_TASK REQUIREMENTS:_
Search the records that follow and extract every line containing the string "modified".

Segment Start: RECORDS PROVIDED

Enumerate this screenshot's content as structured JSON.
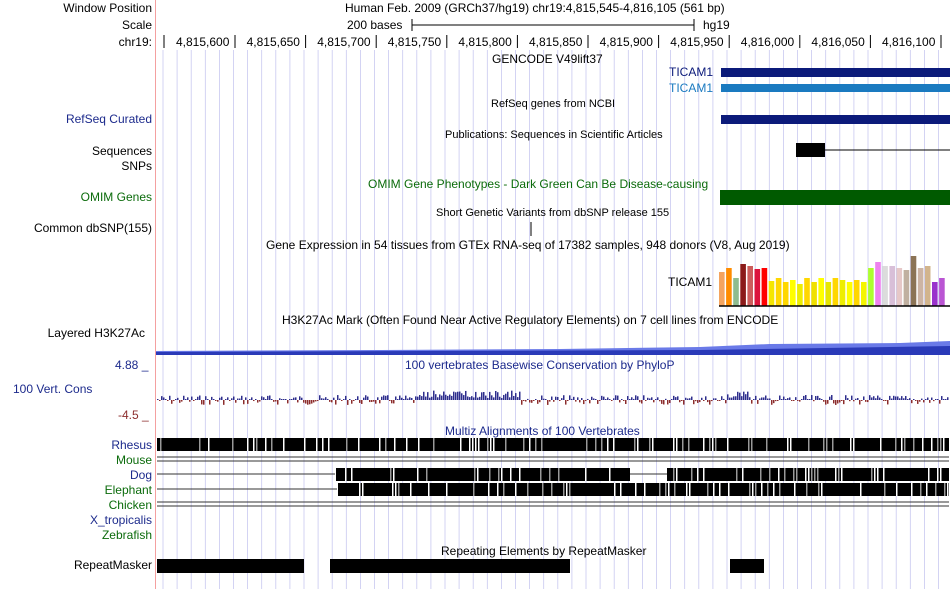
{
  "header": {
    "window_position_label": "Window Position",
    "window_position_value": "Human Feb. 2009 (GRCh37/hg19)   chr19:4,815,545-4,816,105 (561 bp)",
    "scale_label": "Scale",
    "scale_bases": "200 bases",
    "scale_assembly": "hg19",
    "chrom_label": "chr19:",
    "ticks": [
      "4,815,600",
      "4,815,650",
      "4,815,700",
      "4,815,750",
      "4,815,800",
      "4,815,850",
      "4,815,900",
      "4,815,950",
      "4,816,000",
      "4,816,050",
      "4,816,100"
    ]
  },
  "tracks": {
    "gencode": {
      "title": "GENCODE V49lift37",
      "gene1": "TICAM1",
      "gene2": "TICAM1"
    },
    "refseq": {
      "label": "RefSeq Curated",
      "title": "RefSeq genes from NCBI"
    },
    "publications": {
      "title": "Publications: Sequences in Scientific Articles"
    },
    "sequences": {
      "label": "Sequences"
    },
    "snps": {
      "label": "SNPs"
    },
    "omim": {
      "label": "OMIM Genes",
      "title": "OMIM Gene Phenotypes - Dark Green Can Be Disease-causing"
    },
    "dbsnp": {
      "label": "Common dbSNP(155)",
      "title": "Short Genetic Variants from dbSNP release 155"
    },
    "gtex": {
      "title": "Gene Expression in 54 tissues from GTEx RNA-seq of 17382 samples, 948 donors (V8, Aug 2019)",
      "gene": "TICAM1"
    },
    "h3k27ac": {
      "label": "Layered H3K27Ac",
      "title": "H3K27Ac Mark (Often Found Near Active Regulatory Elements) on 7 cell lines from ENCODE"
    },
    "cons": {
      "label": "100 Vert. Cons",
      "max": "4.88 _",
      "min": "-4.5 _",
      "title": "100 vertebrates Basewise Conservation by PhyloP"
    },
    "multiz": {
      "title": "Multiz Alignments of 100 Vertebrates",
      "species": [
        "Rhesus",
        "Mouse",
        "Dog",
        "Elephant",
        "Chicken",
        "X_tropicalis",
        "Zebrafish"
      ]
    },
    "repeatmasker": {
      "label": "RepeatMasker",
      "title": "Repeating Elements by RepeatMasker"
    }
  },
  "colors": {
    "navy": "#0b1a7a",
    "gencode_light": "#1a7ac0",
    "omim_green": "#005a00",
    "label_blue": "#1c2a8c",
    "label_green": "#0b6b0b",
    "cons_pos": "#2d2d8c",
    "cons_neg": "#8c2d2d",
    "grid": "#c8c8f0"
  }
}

Segment End: RECORDS PROVIDED
Segment Start: RECORDS PROVIDED

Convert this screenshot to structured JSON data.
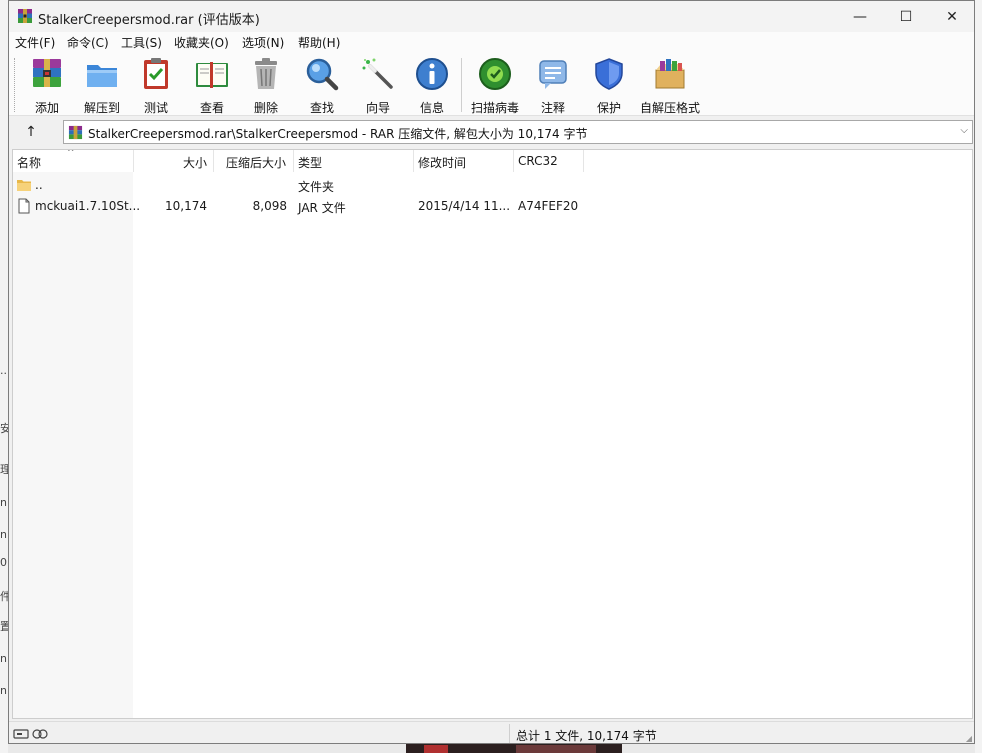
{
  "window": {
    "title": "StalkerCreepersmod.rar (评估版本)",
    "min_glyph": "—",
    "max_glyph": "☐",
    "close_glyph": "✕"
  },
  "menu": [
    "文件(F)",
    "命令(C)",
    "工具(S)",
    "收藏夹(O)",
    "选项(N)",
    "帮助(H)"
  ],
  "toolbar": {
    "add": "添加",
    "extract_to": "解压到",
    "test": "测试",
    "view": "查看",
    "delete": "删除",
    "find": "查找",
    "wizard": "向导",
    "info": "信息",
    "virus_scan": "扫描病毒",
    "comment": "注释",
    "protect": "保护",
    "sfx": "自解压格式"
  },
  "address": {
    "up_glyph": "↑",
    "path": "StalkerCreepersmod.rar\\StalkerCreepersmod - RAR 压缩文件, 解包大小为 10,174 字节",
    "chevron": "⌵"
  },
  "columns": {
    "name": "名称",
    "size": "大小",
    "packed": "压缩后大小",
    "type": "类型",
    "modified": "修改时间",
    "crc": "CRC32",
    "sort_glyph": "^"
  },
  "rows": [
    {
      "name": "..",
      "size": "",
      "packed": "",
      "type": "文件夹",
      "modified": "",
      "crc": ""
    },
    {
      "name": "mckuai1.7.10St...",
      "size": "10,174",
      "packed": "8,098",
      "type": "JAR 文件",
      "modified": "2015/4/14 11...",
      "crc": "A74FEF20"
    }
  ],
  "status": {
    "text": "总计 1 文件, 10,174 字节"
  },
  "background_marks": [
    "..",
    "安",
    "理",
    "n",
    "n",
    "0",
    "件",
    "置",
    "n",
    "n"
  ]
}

Segment End: RECORDS PROVIDED
Segment Start: RECORDS PROVIDED

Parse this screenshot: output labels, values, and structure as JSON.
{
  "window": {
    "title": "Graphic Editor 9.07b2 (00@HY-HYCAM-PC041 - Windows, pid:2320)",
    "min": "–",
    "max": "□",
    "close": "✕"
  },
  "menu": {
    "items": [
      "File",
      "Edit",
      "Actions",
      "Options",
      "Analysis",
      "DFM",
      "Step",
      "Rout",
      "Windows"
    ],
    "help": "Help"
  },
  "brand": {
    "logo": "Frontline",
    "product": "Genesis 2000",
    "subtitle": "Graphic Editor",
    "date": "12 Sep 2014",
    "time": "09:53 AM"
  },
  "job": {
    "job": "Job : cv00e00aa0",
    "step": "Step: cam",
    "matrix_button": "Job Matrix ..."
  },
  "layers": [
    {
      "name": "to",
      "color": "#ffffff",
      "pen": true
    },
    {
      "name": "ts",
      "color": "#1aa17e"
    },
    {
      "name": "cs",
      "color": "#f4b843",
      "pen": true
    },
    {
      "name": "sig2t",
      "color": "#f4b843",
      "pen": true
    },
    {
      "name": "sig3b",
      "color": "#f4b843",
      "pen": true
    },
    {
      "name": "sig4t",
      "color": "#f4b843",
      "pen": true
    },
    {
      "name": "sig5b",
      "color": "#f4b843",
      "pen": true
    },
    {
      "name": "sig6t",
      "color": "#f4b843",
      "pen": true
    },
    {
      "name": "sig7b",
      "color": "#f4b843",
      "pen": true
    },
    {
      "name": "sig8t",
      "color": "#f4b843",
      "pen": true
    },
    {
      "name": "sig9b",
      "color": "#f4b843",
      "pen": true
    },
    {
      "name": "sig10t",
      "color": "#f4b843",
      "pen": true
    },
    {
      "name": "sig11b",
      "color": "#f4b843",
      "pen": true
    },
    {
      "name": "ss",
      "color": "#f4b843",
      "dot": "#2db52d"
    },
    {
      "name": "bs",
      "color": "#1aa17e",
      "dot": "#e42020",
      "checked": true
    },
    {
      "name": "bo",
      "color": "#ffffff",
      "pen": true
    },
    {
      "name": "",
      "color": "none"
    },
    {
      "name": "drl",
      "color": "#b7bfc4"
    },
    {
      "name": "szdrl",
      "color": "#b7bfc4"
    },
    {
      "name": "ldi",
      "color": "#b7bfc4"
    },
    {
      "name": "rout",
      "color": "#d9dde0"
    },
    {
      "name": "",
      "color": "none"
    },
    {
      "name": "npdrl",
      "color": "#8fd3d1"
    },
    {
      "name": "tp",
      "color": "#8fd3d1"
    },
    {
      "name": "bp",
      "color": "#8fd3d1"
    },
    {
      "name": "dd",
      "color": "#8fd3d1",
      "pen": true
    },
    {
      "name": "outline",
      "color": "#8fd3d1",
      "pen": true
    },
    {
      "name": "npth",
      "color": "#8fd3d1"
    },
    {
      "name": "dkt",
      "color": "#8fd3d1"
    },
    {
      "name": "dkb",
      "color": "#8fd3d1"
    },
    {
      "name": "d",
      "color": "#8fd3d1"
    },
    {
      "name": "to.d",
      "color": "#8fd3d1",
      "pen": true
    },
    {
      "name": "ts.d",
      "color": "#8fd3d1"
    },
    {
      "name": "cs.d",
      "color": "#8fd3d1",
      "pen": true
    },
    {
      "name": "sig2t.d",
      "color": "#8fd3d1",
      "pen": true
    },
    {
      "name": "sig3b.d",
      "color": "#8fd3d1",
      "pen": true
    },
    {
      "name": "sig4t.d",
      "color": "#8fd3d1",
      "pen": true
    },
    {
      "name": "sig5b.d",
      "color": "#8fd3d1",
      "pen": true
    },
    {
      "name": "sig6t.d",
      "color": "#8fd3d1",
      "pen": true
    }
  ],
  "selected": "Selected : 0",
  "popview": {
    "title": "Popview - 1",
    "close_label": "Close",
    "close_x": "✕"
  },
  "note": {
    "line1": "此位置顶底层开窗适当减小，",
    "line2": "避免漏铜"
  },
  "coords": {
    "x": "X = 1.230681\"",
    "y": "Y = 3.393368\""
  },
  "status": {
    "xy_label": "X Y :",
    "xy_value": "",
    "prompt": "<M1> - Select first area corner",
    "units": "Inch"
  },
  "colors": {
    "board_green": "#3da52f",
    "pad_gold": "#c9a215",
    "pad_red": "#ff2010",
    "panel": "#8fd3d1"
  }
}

Segment End: RECORDS PROVIDED

_TASK RESPONSE:_
    "modified": "修改时间",
      "modified": "",
      "modified": "2015/4/14 11...",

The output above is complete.